**Stored dataset items:**
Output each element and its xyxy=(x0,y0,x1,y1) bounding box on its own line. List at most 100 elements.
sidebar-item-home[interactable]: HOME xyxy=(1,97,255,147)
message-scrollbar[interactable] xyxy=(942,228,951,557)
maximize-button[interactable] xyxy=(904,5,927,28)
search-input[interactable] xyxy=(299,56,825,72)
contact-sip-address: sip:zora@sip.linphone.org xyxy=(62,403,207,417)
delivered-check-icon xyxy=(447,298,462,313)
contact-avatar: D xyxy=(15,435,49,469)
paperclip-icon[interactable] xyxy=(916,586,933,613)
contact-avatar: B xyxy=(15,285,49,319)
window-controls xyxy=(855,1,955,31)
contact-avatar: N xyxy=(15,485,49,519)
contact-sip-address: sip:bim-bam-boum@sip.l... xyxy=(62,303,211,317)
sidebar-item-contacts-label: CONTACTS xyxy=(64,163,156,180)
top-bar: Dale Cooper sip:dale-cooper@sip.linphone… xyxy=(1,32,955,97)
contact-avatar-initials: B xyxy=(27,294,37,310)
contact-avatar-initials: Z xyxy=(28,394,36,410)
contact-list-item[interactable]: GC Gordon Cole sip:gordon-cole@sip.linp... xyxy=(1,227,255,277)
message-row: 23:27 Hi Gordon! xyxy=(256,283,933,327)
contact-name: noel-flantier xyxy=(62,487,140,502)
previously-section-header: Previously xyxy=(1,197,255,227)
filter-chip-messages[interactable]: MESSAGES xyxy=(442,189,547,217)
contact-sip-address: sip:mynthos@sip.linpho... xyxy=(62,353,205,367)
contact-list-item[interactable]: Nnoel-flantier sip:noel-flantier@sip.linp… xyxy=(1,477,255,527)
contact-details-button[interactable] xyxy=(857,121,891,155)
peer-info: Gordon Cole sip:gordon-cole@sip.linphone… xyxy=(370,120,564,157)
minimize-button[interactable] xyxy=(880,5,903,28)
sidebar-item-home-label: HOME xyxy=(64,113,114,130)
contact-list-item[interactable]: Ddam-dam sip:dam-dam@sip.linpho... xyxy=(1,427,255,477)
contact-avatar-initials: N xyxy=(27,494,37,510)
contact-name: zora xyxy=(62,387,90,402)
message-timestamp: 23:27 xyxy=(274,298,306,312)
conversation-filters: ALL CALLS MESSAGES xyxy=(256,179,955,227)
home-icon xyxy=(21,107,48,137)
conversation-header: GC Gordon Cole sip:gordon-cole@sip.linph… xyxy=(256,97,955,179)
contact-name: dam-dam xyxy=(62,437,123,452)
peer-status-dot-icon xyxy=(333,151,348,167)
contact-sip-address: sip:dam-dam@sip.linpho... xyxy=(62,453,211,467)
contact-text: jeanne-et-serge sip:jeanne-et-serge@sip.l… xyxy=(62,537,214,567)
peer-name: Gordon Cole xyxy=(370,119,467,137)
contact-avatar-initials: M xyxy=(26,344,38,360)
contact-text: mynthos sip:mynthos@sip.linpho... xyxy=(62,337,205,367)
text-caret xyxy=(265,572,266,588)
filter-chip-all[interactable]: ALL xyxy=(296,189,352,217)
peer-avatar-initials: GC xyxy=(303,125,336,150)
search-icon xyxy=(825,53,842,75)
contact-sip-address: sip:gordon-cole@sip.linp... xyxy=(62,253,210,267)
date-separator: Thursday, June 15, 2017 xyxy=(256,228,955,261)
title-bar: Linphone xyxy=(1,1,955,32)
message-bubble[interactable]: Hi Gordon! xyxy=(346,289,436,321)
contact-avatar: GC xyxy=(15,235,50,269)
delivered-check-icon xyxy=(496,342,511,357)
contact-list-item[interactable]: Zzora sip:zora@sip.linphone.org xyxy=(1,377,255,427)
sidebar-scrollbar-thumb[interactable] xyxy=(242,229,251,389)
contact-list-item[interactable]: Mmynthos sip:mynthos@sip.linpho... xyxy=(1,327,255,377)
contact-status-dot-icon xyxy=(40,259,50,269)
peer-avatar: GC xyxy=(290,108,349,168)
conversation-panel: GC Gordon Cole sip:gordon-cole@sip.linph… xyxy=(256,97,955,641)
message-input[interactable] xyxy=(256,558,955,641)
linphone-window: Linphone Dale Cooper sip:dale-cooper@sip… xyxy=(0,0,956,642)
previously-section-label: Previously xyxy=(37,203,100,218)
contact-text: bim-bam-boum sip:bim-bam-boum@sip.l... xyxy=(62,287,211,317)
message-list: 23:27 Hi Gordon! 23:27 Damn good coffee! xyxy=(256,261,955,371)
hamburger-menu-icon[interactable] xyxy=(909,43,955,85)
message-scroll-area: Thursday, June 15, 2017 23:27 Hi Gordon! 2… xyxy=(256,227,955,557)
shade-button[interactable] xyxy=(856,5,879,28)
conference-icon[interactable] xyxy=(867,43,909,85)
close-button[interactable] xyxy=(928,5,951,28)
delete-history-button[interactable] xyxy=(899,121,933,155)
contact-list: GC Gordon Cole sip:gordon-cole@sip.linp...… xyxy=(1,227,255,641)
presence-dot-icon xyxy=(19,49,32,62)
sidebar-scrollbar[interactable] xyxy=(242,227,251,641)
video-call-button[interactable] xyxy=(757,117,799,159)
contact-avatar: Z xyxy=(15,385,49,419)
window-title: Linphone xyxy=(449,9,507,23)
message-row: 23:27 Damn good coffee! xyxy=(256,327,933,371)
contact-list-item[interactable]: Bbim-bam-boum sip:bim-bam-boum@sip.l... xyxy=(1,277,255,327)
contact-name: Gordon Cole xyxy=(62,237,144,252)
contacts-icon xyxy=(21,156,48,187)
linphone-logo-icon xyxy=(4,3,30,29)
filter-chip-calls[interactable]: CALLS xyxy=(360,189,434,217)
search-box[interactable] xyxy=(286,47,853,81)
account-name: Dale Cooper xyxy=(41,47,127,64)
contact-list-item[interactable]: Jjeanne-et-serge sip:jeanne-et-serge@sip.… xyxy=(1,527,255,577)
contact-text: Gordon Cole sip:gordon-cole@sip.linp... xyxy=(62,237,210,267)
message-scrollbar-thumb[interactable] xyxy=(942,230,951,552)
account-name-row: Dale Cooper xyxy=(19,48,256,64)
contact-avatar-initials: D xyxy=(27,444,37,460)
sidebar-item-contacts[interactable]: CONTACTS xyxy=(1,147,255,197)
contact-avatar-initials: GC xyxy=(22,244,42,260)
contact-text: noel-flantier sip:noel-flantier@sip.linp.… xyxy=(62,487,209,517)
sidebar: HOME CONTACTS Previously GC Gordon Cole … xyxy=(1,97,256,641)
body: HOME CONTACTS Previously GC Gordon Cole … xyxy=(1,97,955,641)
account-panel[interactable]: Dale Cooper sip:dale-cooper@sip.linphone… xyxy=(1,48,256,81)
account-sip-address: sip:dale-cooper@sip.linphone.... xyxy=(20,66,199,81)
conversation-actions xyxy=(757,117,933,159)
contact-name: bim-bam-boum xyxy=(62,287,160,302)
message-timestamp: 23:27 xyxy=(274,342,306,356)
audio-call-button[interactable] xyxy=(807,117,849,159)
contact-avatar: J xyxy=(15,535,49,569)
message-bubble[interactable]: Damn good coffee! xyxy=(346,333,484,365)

**Exercise description:**
Select every line in the data above that contains the string "timestamp", treating case as significant.

**Output for this task:**
message-timestamp: 23:27 xyxy=(274,298,306,312)
message-timestamp: 23:27 xyxy=(274,342,306,356)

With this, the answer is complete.